### Instructions for the task
In the text on "It's Morning (And I Still Love You)," at which studio was the song recorded?

### Text
Single by Jessi Colter

from the album Jessi
- B-side: "Would You Walk with Me (To the Lilies)"
- Released: December 8, 1975
- Recorded: 1975
- Studio: Woodland (Nashville, Tennessee)
- Genre: Country
- Length: 2:20
- Label: Capitol
- Songwriter: Jessi Colter
- Producers: Ken Mansfield Waylon Jennings

Jessi Colter singles chronology
| "What's Happened to Blue Eyes" (1975) | "It's Morning (And I Still Love You)" (1975) | "Without You" (1976) |

= It's Morning (And I Still Love You) =

"It's Morning (And I Still Love You)" is a song by American country music artist Jessi Colter. It was released on December 8, 1975, as the lead single from her album Jessie. The song was Colter's third consecutive hit single on the Billboard Country Chart, peaking in the Top 20 in 1976.

==Content==
"It's Morning (And I Still Love You)" was entirely written by Colter. The song describes the morning after a one-night stand, and how the couple discovers they are still in love.

### Raw data
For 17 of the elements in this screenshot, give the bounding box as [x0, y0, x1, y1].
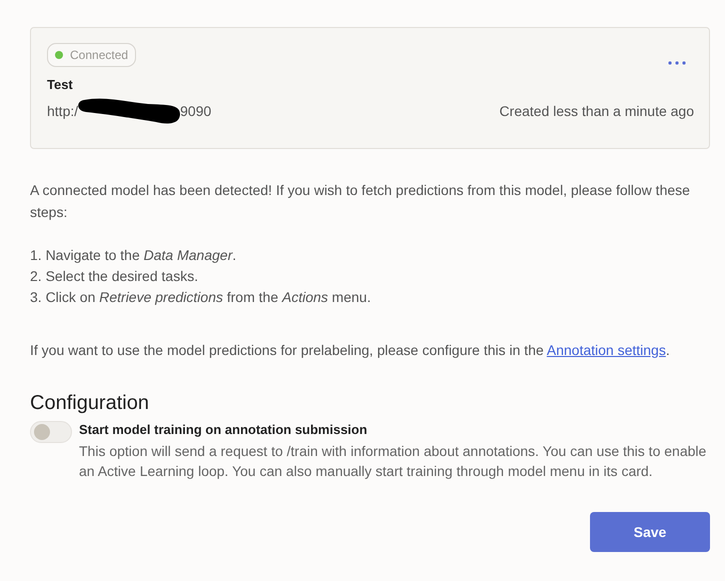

### Solution to this exercise
Woodland, in Nashville, Tennessee.